_INPUT FOR THIS TASK_.
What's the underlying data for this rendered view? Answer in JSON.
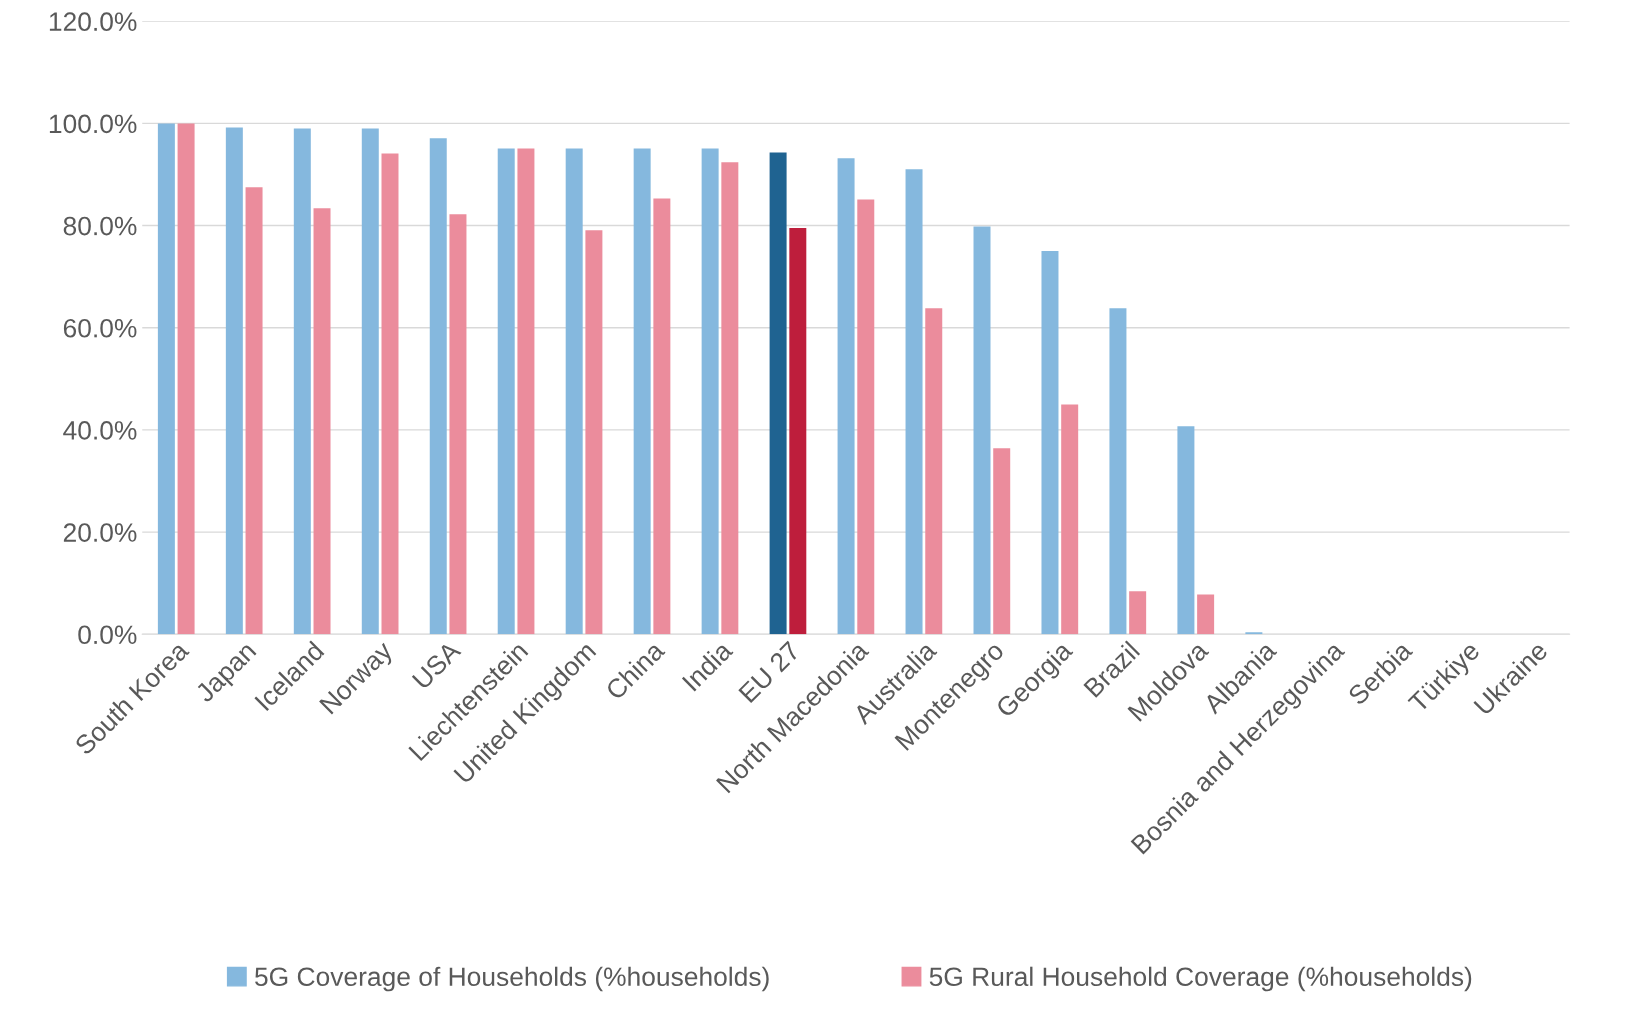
{
  "chart_data": {
    "type": "bar",
    "categories": [
      "South Korea",
      "Japan",
      "Iceland",
      "Norway",
      "USA",
      "Liechtenstein",
      "United Kingdom",
      "China",
      "India",
      "EU 27",
      "North Macedonia",
      "Australia",
      "Montenegro",
      "Georgia",
      "Brazil",
      "Moldova",
      "Albania",
      "Bosnia and Herzegovina",
      "Serbia",
      "Türkiye",
      "Ukraine"
    ],
    "series": [
      {
        "name": "5G Coverage of Households (%households)",
        "color": "#85b8de",
        "colors": [
          "#85b8de",
          "#85b8de",
          "#85b8de",
          "#85b8de",
          "#85b8de",
          "#85b8de",
          "#85b8de",
          "#85b8de",
          "#85b8de",
          "#1f6391",
          "#85b8de",
          "#85b8de",
          "#85b8de",
          "#85b8de",
          "#85b8de",
          "#85b8de",
          "#85b8de",
          "#85b8de",
          "#85b8de",
          "#85b8de",
          "#85b8de"
        ],
        "values": [
          100,
          99.2,
          99,
          99,
          97.1,
          95.1,
          95.1,
          95.1,
          95.1,
          94.3,
          93.2,
          91,
          79.8,
          75,
          63.8,
          40.7,
          0.4,
          0,
          0,
          0,
          0
        ]
      },
      {
        "name": "5G Rural Household Coverage (%households)",
        "color": "#eb8c9c",
        "colors": [
          "#eb8c9c",
          "#eb8c9c",
          "#eb8c9c",
          "#eb8c9c",
          "#eb8c9c",
          "#eb8c9c",
          "#eb8c9c",
          "#eb8c9c",
          "#eb8c9c",
          "#be1e3c",
          "#eb8c9c",
          "#eb8c9c",
          "#eb8c9c",
          "#eb8c9c",
          "#eb8c9c",
          "#eb8c9c",
          "#eb8c9c",
          "#eb8c9c",
          "#eb8c9c",
          "#eb8c9c",
          "#eb8c9c"
        ],
        "values": [
          100,
          87.5,
          83.4,
          94.1,
          82.2,
          95.1,
          79.1,
          85.3,
          92.4,
          79.5,
          85.1,
          63.8,
          36.4,
          45,
          8.4,
          7.8,
          0,
          0,
          0,
          0,
          0
        ]
      }
    ],
    "ylim": [
      0,
      120
    ],
    "yticks": [
      {
        "value": 0,
        "label": "0.0%"
      },
      {
        "value": 20,
        "label": "20.0%"
      },
      {
        "value": 40,
        "label": "40.0%"
      },
      {
        "value": 60,
        "label": "60.0%"
      },
      {
        "value": 80,
        "label": "80.0%"
      },
      {
        "value": 100,
        "label": "100.0%"
      },
      {
        "value": 120,
        "label": "120.0%"
      }
    ],
    "grid": "y",
    "legend": "bottom"
  }
}
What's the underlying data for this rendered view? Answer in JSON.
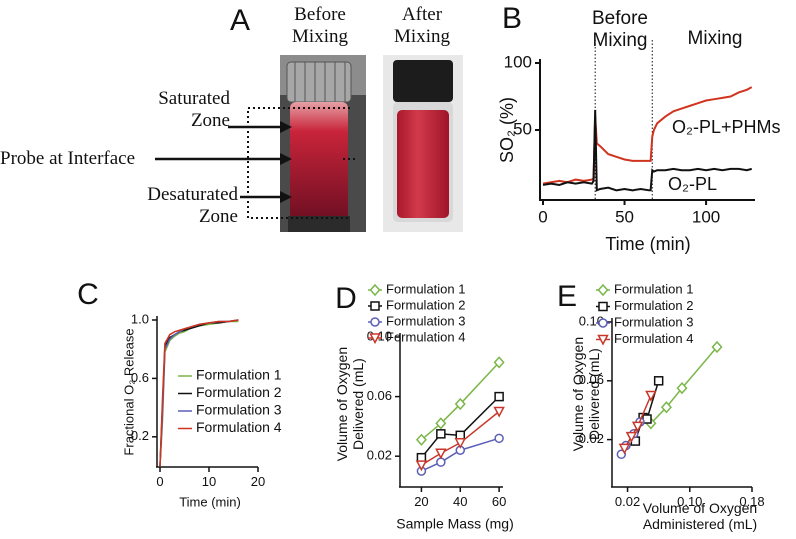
{
  "panel_a": {
    "label": "A",
    "before": "Before Mixing",
    "after": "After Mixing",
    "zones": [
      "Saturated Zone",
      "Probe at Interface",
      "Desaturated Zone"
    ]
  },
  "chart_data": [
    {
      "type": "line",
      "panel_label": "B",
      "x_label": "Time (min)",
      "y_label": "SO₂ (%)",
      "annotations": [
        "Before Mixing",
        "Mixing"
      ],
      "vlines": [
        32,
        67
      ],
      "xlim": [
        0,
        130
      ],
      "ylim": [
        0,
        100
      ],
      "xticks": [
        0,
        50,
        100
      ],
      "yticks": [
        50,
        100
      ],
      "x": [
        0,
        5,
        10,
        15,
        20,
        25,
        30,
        31,
        32,
        33,
        35,
        40,
        45,
        50,
        55,
        60,
        65,
        66,
        67,
        68,
        70,
        75,
        80,
        85,
        90,
        95,
        100,
        105,
        110,
        115,
        120,
        125,
        128
      ],
      "series": [
        {
          "name": "O₂-PL+PHMs",
          "color": "#d0341f",
          "values": [
            10,
            11,
            12,
            11,
            13,
            12,
            13,
            14,
            60,
            40,
            38,
            32,
            30,
            28,
            27,
            27,
            27,
            27,
            45,
            50,
            55,
            60,
            64,
            66,
            68,
            70,
            72,
            73,
            74,
            75,
            78,
            80,
            82
          ]
        },
        {
          "name": "O₂-PL",
          "color": "#111111",
          "values": [
            9,
            10,
            9,
            11,
            10,
            11,
            10,
            12,
            65,
            5,
            6,
            7,
            5,
            6,
            5,
            6,
            5,
            5,
            20,
            19,
            20,
            20,
            21,
            20,
            20,
            21,
            20,
            21,
            20,
            21,
            21,
            20,
            21
          ]
        }
      ]
    },
    {
      "type": "line",
      "panel_label": "C",
      "x_label": "Time (min)",
      "y_label": "Fractional O₂ Release",
      "xlim": [
        0,
        20
      ],
      "ylim": [
        0,
        1
      ],
      "xticks": [
        0,
        10,
        20
      ],
      "yticks": [
        0.2,
        0.6,
        {
          "value": 1,
          "label": "1.0"
        }
      ],
      "x": [
        0,
        0.5,
        1,
        2,
        3,
        4,
        5,
        6,
        8,
        10,
        12,
        14,
        16
      ],
      "series": [
        {
          "name": "Formulation 1",
          "color": "#7ab648",
          "values": [
            0,
            0.3,
            0.78,
            0.86,
            0.89,
            0.91,
            0.92,
            0.94,
            0.96,
            0.97,
            0.98,
            0.99,
            0.99
          ]
        },
        {
          "name": "Formulation 2",
          "color": "#111111",
          "values": [
            0,
            0.4,
            0.82,
            0.88,
            0.9,
            0.92,
            0.93,
            0.94,
            0.96,
            0.98,
            0.98,
            0.99,
            1
          ]
        },
        {
          "name": "Formulation 3",
          "color": "#5b5fb5",
          "values": [
            0,
            0.35,
            0.8,
            0.87,
            0.9,
            0.92,
            0.94,
            0.95,
            0.97,
            0.98,
            0.99,
            0.99,
            1
          ]
        },
        {
          "name": "Formulation 4",
          "color": "#d0341f",
          "values": [
            0,
            0.45,
            0.84,
            0.9,
            0.92,
            0.93,
            0.94,
            0.95,
            0.97,
            0.98,
            0.99,
            0.99,
            1
          ]
        }
      ]
    },
    {
      "type": "line",
      "panel_label": "D",
      "x_label": "Sample Mass (mg)",
      "y_label": "Volume of Oxygen Delivered (mL)",
      "xlim": [
        10,
        62
      ],
      "ylim": [
        0,
        0.1
      ],
      "xticks": [
        20,
        40,
        60
      ],
      "yticks": [
        0.02,
        0.06,
        {
          "value": 0.1,
          "label": "0.10"
        }
      ],
      "x": [
        20,
        30,
        40,
        60
      ],
      "series": [
        {
          "name": "Formulation 1",
          "color": "#7ab648",
          "marker": "diamond",
          "values": [
            0.031,
            0.042,
            0.055,
            0.083
          ]
        },
        {
          "name": "Formulation 2",
          "color": "#111111",
          "marker": "square",
          "values": [
            0.019,
            0.035,
            0.034,
            0.06
          ]
        },
        {
          "name": "Formulation 3",
          "color": "#5b5fb5",
          "marker": "circle",
          "values": [
            0.01,
            0.016,
            0.024,
            0.032
          ]
        },
        {
          "name": "Formulation 4",
          "color": "#c8372a",
          "marker": "triangle",
          "values": [
            0.014,
            0.022,
            0.029,
            0.05
          ]
        }
      ]
    },
    {
      "type": "line",
      "panel_label": "E",
      "x_label": "Volume of Oxygen Administered (mL)",
      "y_label": "Volume of Oxygen Delivered (mL)",
      "xlim": [
        0,
        0.18
      ],
      "ylim": [
        0,
        0.1
      ],
      "xticks": [
        0.02,
        {
          "value": 0.1,
          "label": "0.10"
        },
        0.18
      ],
      "yticks": [
        0.02,
        0.06,
        {
          "value": 0.1,
          "label": "0.10"
        }
      ],
      "series": [
        {
          "name": "Formulation 1",
          "color": "#7ab648",
          "marker": "diamond",
          "x": [
            0.05,
            0.07,
            0.09,
            0.135
          ],
          "values": [
            0.031,
            0.042,
            0.055,
            0.083
          ]
        },
        {
          "name": "Formulation 2",
          "color": "#111111",
          "marker": "square",
          "x": [
            0.03,
            0.04,
            0.045,
            0.06
          ],
          "values": [
            0.019,
            0.035,
            0.034,
            0.06
          ]
        },
        {
          "name": "Formulation 3",
          "color": "#5b5fb5",
          "marker": "circle",
          "x": [
            0.012,
            0.018,
            0.028,
            0.036
          ],
          "values": [
            0.01,
            0.016,
            0.024,
            0.032
          ]
        },
        {
          "name": "Formulation 4",
          "color": "#c8372a",
          "marker": "triangle",
          "x": [
            0.016,
            0.025,
            0.033,
            0.05
          ],
          "values": [
            0.014,
            0.022,
            0.029,
            0.05
          ]
        }
      ]
    }
  ]
}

_TASK DETAILS_.
Take each line of the material that contains the word "Coverage" and list it.

_RESULT OF THE EXERCISE_.
        "name": "5G Coverage of Households (%households)",
        "name": "5G Rural Household Coverage (%households)",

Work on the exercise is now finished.